PASSAGE SHOWN:
Phase 2: Trim Your Split Ends.
This article is copied from wikihow, I thought it would be a much clearer explanation than me trying to describe the process myself:

1.  Obtain a pair of hair shears. Normal scissors will gnaw through your hair and cause you more split ends. You can purchase them online or at a local beauty supply.

 2. Cut perpendicular to the hair strand. This will keep the end stronger than a slanted cut would.

 3. Make the cut about 1/4” above the split to ensure a healthy end.

4. Try trimming against a light background if you have dark hair and vice versa.

Yes, it is time consuming but really rewarding. Without getting rid of the damage, your hair cannot recover! I've been in denile so many times and avoided getting my ends chopped off at the salon but then I'd always give in because the quality of my hair would just be unbearable. But now, by trimming my split-ends myself, I don't lose any length. When I started, it felt kind of pointless and like I would never run out of split-ends to cut off but eventually they begin to lessen and now I have to look harder to find them. I do this in the daytime while watching tv once or twice a week. You can only really see split ends in good lighting, and I have a window just behind my couch, so I always get a lot of good natural light to see the splits in. Otherwise, just a table lamp will suffice. And only do this with shears and not kitchen scissors or whatever you have at home. I bought a pair of shears from  my local boots for about £20 and they are very useful to have. This is the most important step in this whole after care process and if you don't want to get a trim at the salon and lose a lengthy portion of hair, this is the only other option.

Phase 3: Nourishment

First of all I'd like to mention that I no longer wash my hair with hot water, even though I love hot showers, after doing some online research I have read that it is best to rinse your hair with luke warm water. I don't know the scientific reasons behind it, but again heat is damaging to the hair even in water form. 

I'd never stick to a particular shampoo or conditioner and I'd usually just grab any random bottle or brand when I went shopping. However, recently I've decided to stick to the same shampoo and conditioner suitable for my hair type. I'm on my second pair of bottles of Schwarzkopf Gliss Oil Nutritive Shampoo and Conditioner which are supposedly for longer hair prone to split ends. Now I know that there is no product which can actually repair split ends, only reduce their visibility temporarily, but I still think this is a very very good shampoo. And each bottle only cost 99p from the 99p store! The smell is absolutely amazing and I do think that this shampoo has strengthened my hair and put a lot of moisture back into the ends.
I also use a second conditioning treatment after the Gliss conditioner, once or twice a week, and leave it in for about 10 minutes. My absolute favorites are Boots Coconut & Almond Intensive Hair Mask and Pantene Pro-V Color Seal Concentrate. They really make such a difference to my hair! It becomes so soft and supple and it's very difficult to choose a favorite between the two. The Pantene Concentrate is suitable even for non-colored hair and it's just a little miracle worker, although I'd say the effects of the Coconut Mask are longer lasting (as in the hair stays super smooth for longer). I will definitely keep using these products for a while and they are also very affordable.

Saved entries:

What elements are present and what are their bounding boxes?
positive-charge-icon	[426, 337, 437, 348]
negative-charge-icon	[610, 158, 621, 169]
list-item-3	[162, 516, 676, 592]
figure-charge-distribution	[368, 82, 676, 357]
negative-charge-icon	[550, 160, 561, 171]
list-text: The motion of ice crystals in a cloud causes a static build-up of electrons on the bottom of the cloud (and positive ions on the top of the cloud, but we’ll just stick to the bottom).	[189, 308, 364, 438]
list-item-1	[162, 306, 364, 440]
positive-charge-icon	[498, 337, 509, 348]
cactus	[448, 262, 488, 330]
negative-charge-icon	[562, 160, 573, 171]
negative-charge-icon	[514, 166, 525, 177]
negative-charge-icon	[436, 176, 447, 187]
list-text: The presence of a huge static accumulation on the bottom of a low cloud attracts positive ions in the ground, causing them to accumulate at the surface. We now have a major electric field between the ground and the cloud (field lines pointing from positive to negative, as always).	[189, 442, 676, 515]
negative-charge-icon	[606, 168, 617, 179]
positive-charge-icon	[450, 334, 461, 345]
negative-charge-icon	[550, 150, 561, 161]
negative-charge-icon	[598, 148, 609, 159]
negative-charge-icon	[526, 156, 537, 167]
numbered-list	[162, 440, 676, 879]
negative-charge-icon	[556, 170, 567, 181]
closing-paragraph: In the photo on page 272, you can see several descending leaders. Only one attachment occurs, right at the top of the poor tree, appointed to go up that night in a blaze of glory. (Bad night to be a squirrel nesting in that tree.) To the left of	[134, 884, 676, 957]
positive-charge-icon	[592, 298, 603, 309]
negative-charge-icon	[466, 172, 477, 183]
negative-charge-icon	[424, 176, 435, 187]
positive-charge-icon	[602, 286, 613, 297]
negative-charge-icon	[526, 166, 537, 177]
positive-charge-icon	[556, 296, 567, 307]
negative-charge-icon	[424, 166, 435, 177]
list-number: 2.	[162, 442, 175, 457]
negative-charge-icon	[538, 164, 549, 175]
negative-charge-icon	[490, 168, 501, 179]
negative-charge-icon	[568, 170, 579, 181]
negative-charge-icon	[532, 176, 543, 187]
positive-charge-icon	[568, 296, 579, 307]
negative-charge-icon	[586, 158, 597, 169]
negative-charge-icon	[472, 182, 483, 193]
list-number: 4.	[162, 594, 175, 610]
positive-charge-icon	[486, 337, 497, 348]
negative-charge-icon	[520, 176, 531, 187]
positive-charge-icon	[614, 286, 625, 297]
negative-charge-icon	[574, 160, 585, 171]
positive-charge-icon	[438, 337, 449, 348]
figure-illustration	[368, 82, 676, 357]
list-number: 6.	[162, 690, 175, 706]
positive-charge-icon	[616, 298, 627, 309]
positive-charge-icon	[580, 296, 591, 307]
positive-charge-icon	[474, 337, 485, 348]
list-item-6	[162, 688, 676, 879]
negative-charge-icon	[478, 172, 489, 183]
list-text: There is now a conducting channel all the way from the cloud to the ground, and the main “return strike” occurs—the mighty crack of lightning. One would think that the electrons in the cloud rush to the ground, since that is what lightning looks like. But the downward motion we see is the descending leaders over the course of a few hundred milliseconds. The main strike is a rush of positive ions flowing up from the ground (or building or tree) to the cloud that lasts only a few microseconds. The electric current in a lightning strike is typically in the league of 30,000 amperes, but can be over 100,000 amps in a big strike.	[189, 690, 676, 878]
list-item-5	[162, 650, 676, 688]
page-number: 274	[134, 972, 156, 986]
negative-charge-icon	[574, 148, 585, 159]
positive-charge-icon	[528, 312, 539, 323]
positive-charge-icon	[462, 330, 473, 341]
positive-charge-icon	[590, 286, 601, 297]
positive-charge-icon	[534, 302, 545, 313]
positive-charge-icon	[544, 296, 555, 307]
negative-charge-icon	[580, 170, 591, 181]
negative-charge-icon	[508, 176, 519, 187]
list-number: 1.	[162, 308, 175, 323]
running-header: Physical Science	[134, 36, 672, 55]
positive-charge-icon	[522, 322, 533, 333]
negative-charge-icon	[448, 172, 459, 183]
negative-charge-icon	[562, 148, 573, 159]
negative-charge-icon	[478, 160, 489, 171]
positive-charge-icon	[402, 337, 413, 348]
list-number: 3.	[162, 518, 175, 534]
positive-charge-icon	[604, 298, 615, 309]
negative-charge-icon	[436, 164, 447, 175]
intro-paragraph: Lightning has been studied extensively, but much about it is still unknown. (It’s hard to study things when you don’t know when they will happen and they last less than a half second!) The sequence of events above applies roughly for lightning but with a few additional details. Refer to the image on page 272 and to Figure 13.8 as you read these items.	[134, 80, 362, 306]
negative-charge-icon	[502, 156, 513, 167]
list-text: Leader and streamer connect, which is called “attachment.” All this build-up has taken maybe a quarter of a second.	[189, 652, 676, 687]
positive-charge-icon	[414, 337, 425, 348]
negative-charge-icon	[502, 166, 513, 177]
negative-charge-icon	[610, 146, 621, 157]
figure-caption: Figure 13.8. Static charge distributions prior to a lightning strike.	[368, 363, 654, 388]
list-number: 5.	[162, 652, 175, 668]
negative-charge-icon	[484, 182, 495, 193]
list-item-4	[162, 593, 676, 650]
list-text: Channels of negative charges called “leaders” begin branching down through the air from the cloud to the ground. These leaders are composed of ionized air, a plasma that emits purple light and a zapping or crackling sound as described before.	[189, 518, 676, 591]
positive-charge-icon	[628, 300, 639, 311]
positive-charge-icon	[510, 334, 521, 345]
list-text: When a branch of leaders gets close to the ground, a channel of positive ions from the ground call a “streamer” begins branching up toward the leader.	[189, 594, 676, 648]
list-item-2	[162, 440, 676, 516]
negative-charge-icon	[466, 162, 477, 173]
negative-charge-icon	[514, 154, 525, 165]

PROBLEMS TO WORK ON:
1. In two sentences, what does the hair care passage say?
2. Which branded hair products does the hair care passage say the writer uses?
3. Extend the hair care passage, picking up right after its final sentence.

RESPONSES:
1. The hair care passage explains how to trim split ends using proper shears, cutting perpendicular to the strand about 1/4" above the split, and it calls doing this at home the most important step because it removes damage without losing length. It then describes rinsing hair with lukewarm water, sticking with Schwarzkopf Gliss Oil Nutritive Shampoo and Conditioner, and using a second conditioning treatment once or twice a week.

2.
- Schwarzkopf Gliss Oil Nutritive Shampoo and Conditioner
- Boots Coconut & Almond Intensive Hair Mask
- Pantene Pro-V Color Seal Concentrate

3.
So that has been my hair care routine for the past month or so and I see big changes already, not just to the outside of my hair, but also it's general healthiness. I will keep this hair care routine until I discover something better, but right now this is the best thing that has happened to my hair.


Michy said...

Congrats on the new job! ^^
And damn that is dedication to your hair right there, my hair is really damaged & dry as well especially as it still has bleached parts from last year so I've tried to be nicer to my hair. I will definitely follow through with some of your tips. Do you use serum? I just purchased a product from Ojon - Damage Reverse Serum (read about it in LOOK mag xD), its like a oil but it doesn't make your hair too greasy and so far so good. My ends are left shiny and soft.


Well done on getting the job! An inspiration for me to keep on trying, hehe.

I did a summer internship in R&D on hair care products last summer and just have to say that it definitely looks like you've done your research well.

If you are looking for a shampoo that will repair hair that is dry or damaged, maybe try Dove's Intensive Repairing Shampoo since the Dove range is generally targeted towards damage.

With regards to hair masks, they are only a stronger conditioner, so you can get the same effect if you leave in your normal conditioner for 15-20 minutes before rinsing out.

I think the best temperature to rinse is a few degrees below body temperature. In the lab during summer, I worked on products that required me to test them out, and the research standard temperature for rinsing was always a little below body temperature, so if the products were optimised for this temperature, then it makes sense for consumers to get the best effects this way too.

Hope this helps!

Yishi x

The Good, The Bad, and The Beautiful said...

Wow thanks for the awesome feedback~! That must have been an awesome internship. I've heard about the dove range before so I'll definitely give it a try, as well as the Ojon serum :)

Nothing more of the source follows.